● **Set exercise**
Search the data for the word "Worth" and copy every line where it occurs.

● **Exercise inputs**
-----

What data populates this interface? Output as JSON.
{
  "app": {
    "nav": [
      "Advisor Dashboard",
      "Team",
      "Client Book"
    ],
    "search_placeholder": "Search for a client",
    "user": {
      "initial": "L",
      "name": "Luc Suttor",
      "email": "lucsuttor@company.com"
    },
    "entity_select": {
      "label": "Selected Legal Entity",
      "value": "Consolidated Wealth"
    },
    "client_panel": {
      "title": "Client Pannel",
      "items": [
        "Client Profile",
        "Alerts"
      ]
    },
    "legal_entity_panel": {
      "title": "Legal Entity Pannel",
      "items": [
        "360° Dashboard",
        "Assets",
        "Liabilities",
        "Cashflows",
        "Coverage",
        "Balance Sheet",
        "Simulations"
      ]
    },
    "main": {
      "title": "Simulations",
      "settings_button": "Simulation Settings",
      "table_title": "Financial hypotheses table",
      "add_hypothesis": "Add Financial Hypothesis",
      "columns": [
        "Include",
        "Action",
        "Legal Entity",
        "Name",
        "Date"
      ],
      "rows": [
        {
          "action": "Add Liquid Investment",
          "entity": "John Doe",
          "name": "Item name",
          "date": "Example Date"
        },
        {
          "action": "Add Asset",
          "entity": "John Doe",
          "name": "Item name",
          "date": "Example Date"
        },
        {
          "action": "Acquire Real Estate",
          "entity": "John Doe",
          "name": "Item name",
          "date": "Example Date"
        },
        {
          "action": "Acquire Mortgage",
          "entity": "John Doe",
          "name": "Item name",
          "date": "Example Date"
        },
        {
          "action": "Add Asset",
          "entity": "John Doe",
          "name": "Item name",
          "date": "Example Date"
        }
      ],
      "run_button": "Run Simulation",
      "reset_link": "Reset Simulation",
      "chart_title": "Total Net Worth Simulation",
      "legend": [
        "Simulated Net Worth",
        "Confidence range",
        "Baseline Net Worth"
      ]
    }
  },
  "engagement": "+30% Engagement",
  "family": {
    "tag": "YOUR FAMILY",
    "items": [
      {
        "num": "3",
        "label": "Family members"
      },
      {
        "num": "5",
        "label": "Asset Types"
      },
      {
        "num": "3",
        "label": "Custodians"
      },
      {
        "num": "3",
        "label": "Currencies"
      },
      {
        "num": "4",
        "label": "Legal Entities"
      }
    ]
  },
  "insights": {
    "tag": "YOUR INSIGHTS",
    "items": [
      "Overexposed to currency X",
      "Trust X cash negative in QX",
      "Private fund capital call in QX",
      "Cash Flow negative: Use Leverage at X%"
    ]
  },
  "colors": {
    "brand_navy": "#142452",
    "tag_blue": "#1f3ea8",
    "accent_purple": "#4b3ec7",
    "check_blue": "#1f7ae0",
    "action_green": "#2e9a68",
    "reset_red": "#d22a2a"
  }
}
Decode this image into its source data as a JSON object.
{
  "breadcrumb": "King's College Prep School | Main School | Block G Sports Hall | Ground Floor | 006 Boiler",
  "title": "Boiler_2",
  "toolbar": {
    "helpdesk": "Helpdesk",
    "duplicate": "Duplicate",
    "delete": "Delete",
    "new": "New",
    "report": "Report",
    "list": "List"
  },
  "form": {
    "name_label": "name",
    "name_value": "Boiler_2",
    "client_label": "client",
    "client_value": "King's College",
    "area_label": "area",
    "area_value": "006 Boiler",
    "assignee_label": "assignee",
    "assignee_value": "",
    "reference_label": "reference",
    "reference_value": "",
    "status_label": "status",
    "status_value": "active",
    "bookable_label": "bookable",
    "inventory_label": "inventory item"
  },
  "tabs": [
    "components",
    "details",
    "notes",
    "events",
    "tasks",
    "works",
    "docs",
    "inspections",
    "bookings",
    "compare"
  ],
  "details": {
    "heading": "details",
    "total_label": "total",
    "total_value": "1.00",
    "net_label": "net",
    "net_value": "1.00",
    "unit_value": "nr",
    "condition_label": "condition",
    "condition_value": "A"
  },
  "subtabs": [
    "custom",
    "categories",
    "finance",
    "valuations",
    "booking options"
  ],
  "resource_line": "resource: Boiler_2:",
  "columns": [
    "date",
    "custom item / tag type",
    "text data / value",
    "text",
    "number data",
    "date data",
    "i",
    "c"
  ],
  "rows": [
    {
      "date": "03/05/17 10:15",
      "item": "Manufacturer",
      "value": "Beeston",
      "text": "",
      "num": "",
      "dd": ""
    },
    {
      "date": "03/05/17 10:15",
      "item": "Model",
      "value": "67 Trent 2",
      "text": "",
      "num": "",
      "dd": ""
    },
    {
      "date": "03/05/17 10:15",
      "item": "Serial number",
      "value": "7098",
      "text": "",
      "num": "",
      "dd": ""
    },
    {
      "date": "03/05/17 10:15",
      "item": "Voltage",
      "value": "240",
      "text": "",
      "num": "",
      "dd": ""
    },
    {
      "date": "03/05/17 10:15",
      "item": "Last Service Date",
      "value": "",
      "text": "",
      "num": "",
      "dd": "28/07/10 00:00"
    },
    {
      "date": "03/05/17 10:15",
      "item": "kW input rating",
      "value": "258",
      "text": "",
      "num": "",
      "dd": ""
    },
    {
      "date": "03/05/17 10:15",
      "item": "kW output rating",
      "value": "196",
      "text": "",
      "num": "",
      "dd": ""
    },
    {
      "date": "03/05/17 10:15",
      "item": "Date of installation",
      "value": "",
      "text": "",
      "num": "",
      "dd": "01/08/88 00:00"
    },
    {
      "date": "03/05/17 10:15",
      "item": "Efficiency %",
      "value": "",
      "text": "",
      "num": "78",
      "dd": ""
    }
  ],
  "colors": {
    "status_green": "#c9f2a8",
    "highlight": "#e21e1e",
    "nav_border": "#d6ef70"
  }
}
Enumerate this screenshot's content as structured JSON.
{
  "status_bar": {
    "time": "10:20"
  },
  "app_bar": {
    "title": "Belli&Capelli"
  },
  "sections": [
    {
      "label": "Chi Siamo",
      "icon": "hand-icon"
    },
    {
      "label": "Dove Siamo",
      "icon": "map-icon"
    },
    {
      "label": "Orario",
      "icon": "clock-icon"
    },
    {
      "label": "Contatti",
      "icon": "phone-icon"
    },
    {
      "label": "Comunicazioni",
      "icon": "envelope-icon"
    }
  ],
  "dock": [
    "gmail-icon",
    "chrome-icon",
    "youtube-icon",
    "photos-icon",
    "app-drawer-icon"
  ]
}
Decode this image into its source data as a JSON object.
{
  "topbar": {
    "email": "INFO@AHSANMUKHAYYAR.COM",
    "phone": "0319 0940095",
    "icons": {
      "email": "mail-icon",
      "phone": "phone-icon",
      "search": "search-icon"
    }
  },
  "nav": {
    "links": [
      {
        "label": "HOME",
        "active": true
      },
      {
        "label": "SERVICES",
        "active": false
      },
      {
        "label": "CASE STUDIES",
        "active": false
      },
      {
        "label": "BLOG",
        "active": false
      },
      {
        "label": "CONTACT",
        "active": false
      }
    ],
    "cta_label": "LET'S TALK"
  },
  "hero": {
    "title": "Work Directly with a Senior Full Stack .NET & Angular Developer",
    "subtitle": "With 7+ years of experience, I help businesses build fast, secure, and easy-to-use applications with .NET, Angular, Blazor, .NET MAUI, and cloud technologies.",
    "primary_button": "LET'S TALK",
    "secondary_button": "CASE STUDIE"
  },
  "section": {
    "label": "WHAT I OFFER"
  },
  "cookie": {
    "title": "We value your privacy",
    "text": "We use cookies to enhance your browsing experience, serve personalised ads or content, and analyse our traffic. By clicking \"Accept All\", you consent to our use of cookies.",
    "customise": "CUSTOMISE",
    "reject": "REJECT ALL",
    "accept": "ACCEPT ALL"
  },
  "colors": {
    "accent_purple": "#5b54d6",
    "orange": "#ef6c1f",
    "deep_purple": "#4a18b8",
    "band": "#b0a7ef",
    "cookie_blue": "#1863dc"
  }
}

-----

● **Reply**
      "chart_title": "Total Net Worth Simulation",
        "Simulated Net Worth",
        "Baseline Net Worth"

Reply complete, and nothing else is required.